>> BEGIN ITEMS

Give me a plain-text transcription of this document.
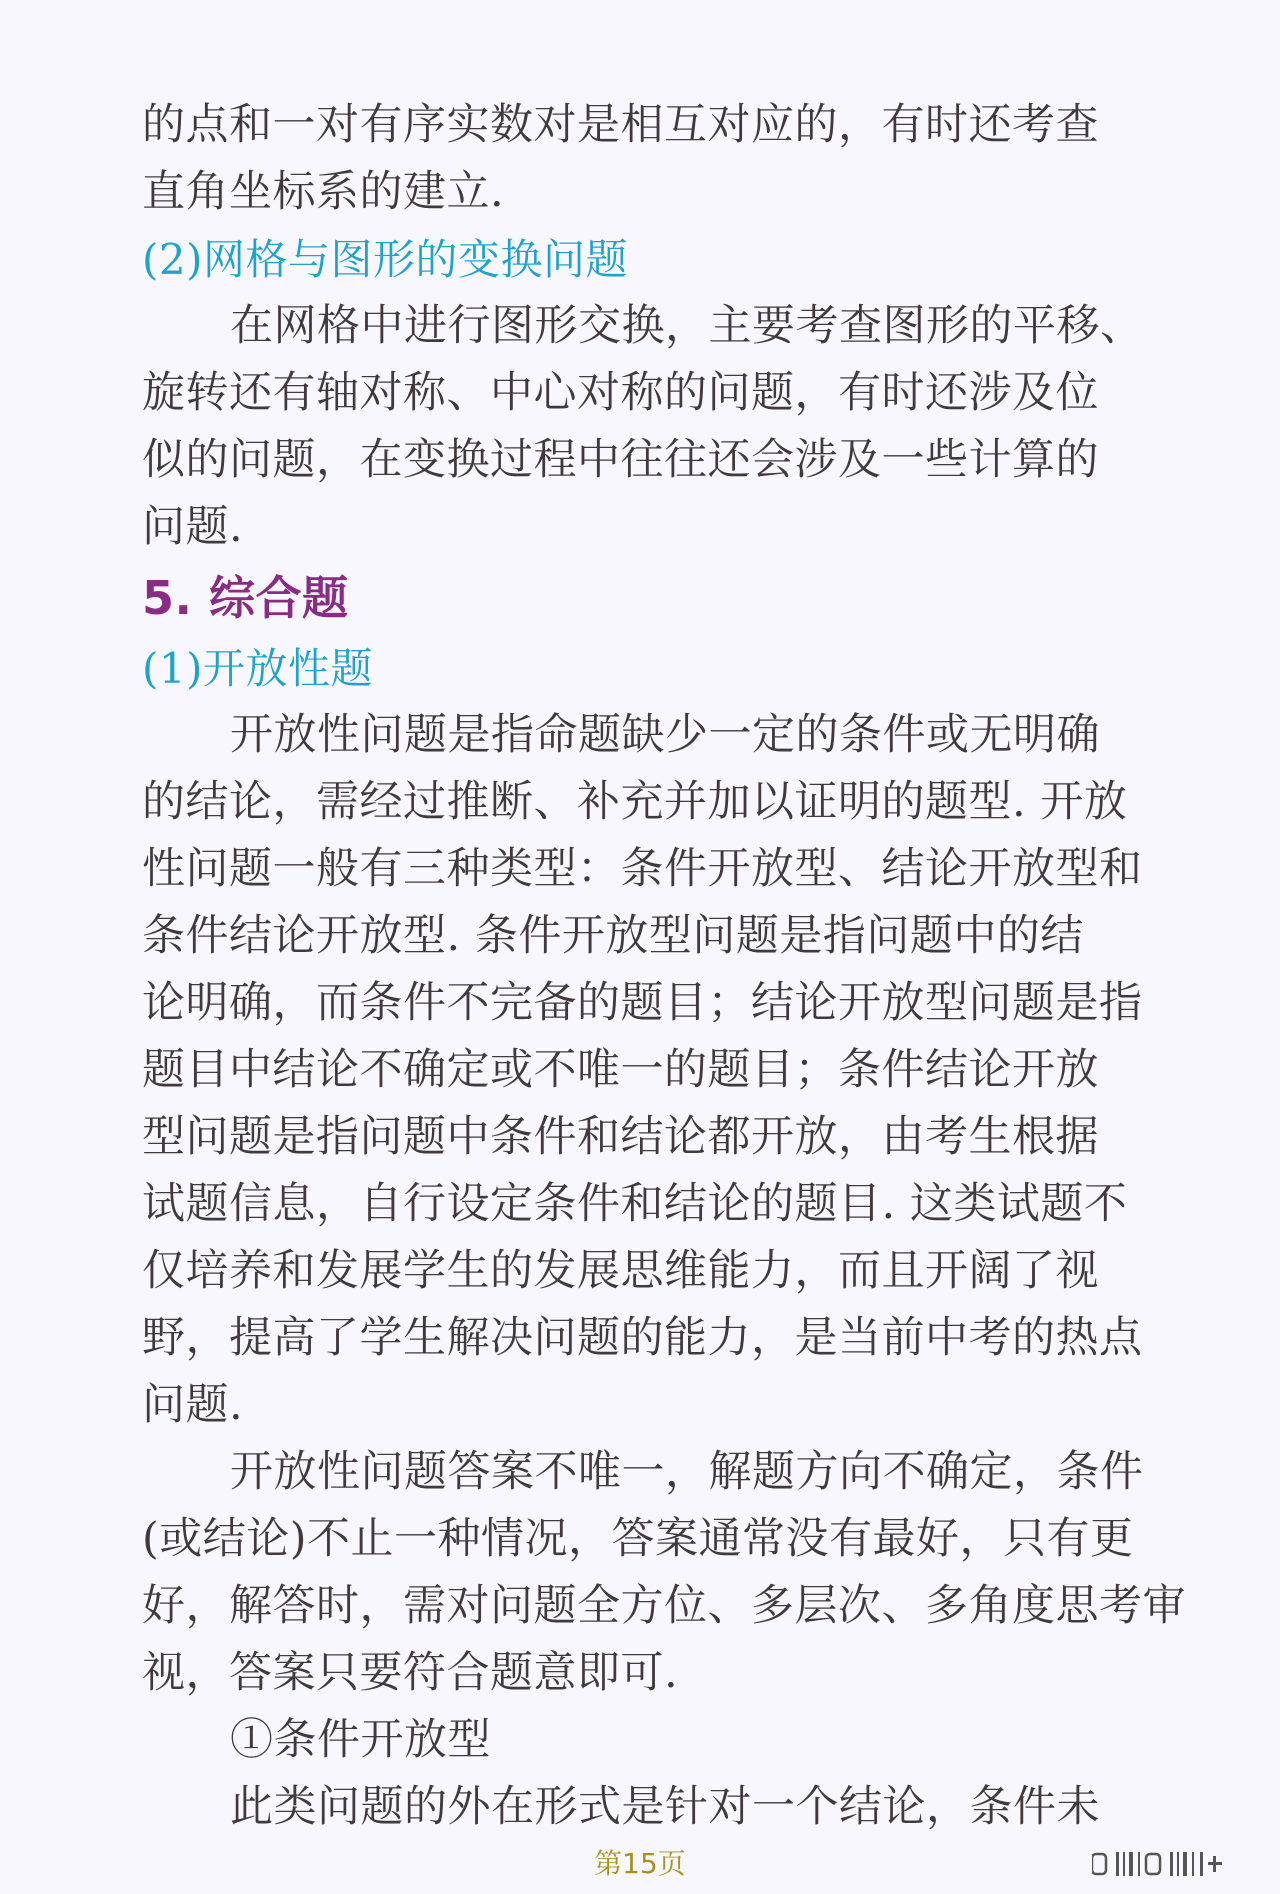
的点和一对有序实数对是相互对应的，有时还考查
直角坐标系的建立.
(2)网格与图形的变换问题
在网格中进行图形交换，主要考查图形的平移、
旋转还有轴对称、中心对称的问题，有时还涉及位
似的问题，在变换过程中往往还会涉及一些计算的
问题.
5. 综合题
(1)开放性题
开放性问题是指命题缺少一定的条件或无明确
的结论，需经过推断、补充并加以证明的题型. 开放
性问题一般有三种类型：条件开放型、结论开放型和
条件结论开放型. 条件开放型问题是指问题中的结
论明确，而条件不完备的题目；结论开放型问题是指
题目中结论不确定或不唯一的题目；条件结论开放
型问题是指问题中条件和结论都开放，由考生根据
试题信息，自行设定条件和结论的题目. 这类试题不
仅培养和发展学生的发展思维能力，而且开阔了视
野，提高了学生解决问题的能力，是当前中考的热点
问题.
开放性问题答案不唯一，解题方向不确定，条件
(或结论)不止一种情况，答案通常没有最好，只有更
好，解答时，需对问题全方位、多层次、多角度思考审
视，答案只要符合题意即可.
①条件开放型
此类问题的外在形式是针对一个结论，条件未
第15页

>> END ITEMS

Transcribe the records above exactly, leaving out every picture.

## SOLUTION BELOW
Give me a plain-text transcription of this document.
的点和一对有序实数对是相互对应的，有时还考查
直角坐标系的建立.
(2)网格与图形的变换问题
在网格中进行图形交换，主要考查图形的平移、
旋转还有轴对称、中心对称的问题，有时还涉及位
似的问题，在变换过程中往往还会涉及一些计算的
问题.
5. 综合题
(1)开放性题
开放性问题是指命题缺少一定的条件或无明确
的结论，需经过推断、补充并加以证明的题型. 开放
性问题一般有三种类型：条件开放型、结论开放型和
条件结论开放型. 条件开放型问题是指问题中的结
论明确，而条件不完备的题目；结论开放型问题是指
题目中结论不确定或不唯一的题目；条件结论开放
型问题是指问题中条件和结论都开放，由考生根据
试题信息，自行设定条件和结论的题目. 这类试题不
仅培养和发展学生的发展思维能力，而且开阔了视
野，提高了学生解决问题的能力，是当前中考的热点
问题.
开放性问题答案不唯一，解题方向不确定，条件
(或结论)不止一种情况，答案通常没有最好，只有更
好，解答时，需对问题全方位、多层次、多角度思考审
视，答案只要符合题意即可.
①条件开放型
此类问题的外在形式是针对一个结论，条件未
第15页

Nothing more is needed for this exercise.